[Objective]:
Return the data exactly, with all pictures removed.

----- Supplied data -----

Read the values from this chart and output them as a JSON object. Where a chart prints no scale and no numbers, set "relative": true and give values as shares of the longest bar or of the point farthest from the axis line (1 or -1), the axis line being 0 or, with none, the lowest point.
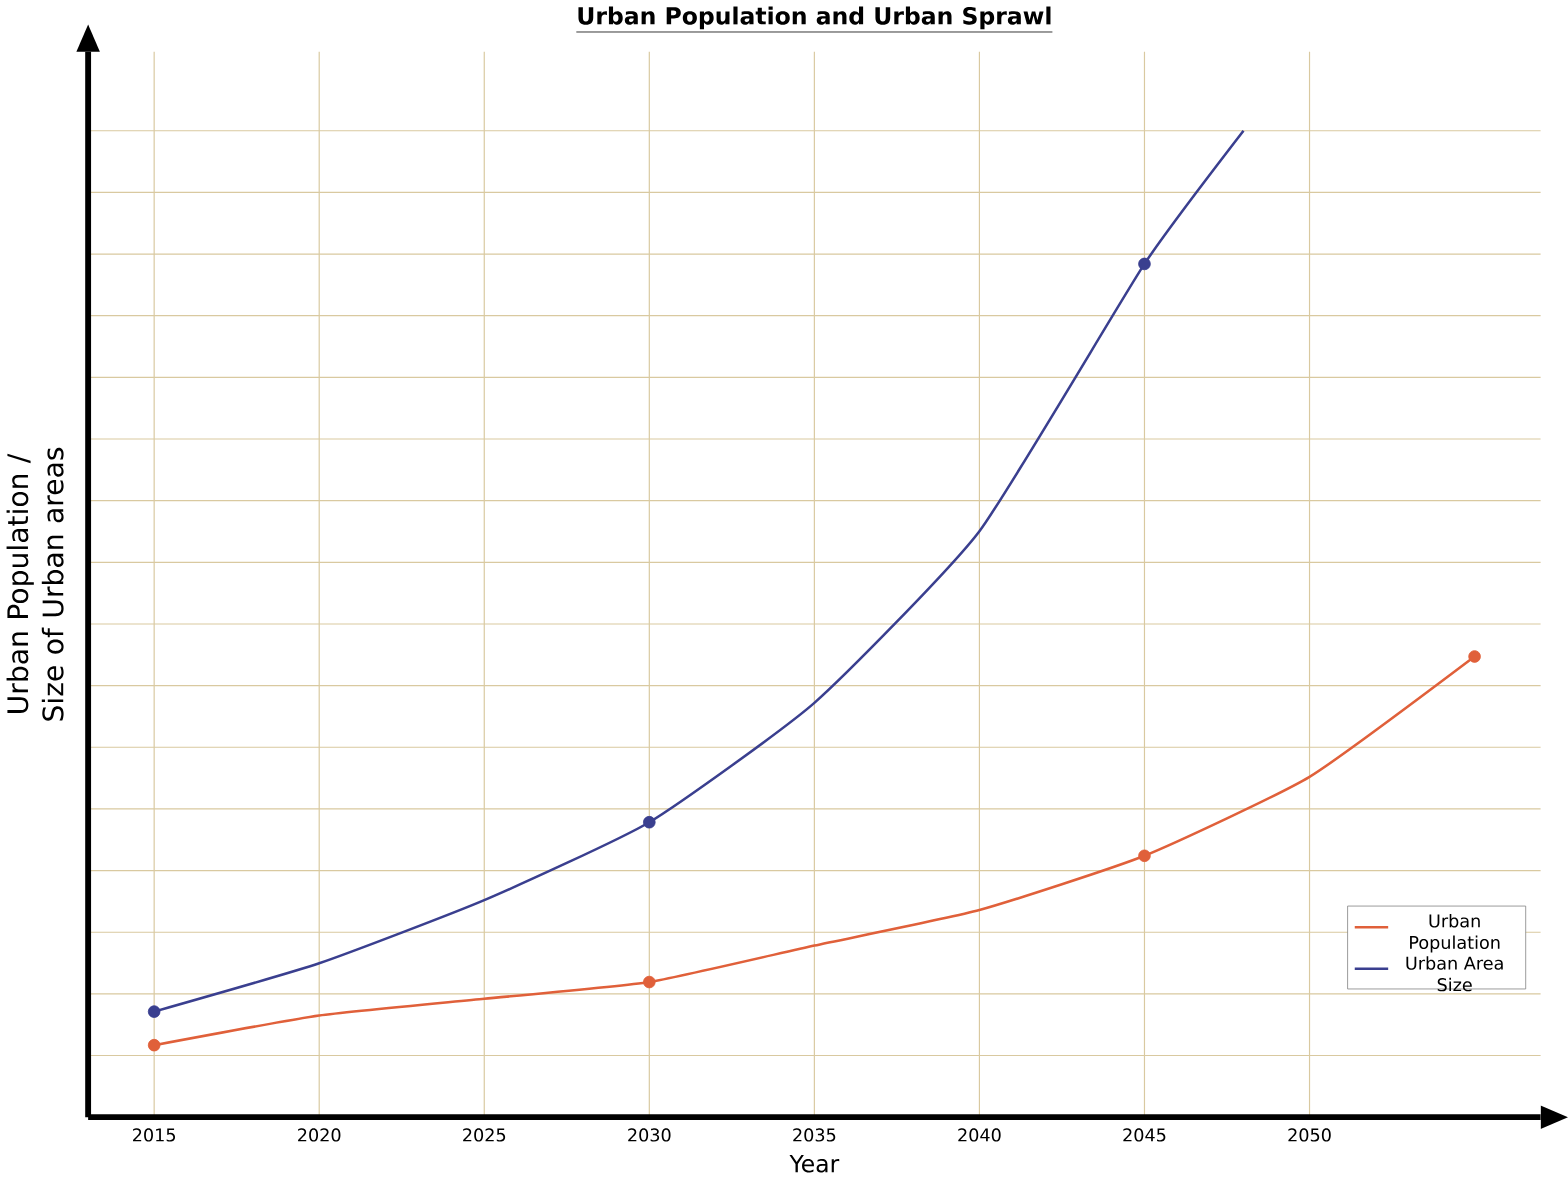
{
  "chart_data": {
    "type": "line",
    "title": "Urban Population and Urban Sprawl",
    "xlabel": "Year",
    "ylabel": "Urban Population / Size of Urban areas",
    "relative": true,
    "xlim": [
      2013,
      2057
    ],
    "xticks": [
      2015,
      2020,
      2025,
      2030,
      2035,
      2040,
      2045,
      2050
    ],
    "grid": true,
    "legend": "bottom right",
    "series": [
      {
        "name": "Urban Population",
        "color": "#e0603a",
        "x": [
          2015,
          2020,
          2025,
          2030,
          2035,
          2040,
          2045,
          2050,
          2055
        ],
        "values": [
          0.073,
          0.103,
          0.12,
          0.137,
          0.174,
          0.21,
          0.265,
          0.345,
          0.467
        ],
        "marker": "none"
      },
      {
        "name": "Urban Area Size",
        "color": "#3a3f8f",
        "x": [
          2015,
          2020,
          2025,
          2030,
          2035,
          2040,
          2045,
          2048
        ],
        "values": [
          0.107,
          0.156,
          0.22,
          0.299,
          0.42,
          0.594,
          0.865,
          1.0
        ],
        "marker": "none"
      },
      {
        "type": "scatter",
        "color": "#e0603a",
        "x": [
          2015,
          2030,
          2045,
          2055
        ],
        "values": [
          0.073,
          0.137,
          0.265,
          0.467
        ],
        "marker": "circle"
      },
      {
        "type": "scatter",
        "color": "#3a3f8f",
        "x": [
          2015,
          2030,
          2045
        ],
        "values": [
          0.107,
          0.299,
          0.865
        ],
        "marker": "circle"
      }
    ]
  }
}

-----

[Exercise solution]:
Read the values from this chart and output them as a JSON object. Where a chart prints no scale and no numbers, set "relative": true and give values as shares of the longest bar or of the point farthest from the axis line (1 or -1), the axis line being 0 or, with none, the lowest point.
{
  "chart_data": {
    "type": "line",
    "title": "Urban Population and Urban Sprawl",
    "xlabel": "Year",
    "ylabel": "Urban Population / Size of Urban areas",
    "relative": true,
    "xlim": [
      2013,
      2057
    ],
    "xticks": [
      2015,
      2020,
      2025,
      2030,
      2035,
      2040,
      2045,
      2050
    ],
    "grid": true,
    "legend": "bottom right",
    "series": [
      {
        "name": "Urban Population",
        "color": "#e0603a",
        "x": [
          2015,
          2020,
          2025,
          2030,
          2035,
          2040,
          2045,
          2050,
          2055
        ],
        "values": [
          0.073,
          0.103,
          0.12,
          0.137,
          0.174,
          0.21,
          0.265,
          0.345,
          0.467
        ],
        "marker": "none"
      },
      {
        "name": "Urban Area Size",
        "color": "#3a3f8f",
        "x": [
          2015,
          2020,
          2025,
          2030,
          2035,
          2040,
          2045,
          2048
        ],
        "values": [
          0.107,
          0.156,
          0.22,
          0.299,
          0.42,
          0.594,
          0.865,
          1.0
        ],
        "marker": "none"
      },
      {
        "type": "scatter",
        "color": "#e0603a",
        "x": [
          2015,
          2030,
          2045,
          2055
        ],
        "values": [
          0.073,
          0.137,
          0.265,
          0.467
        ],
        "marker": "circle"
      },
      {
        "type": "scatter",
        "color": "#3a3f8f",
        "x": [
          2015,
          2030,
          2045
        ],
        "values": [
          0.107,
          0.299,
          0.865
        ],
        "marker": "circle"
      }
    ]
  }
}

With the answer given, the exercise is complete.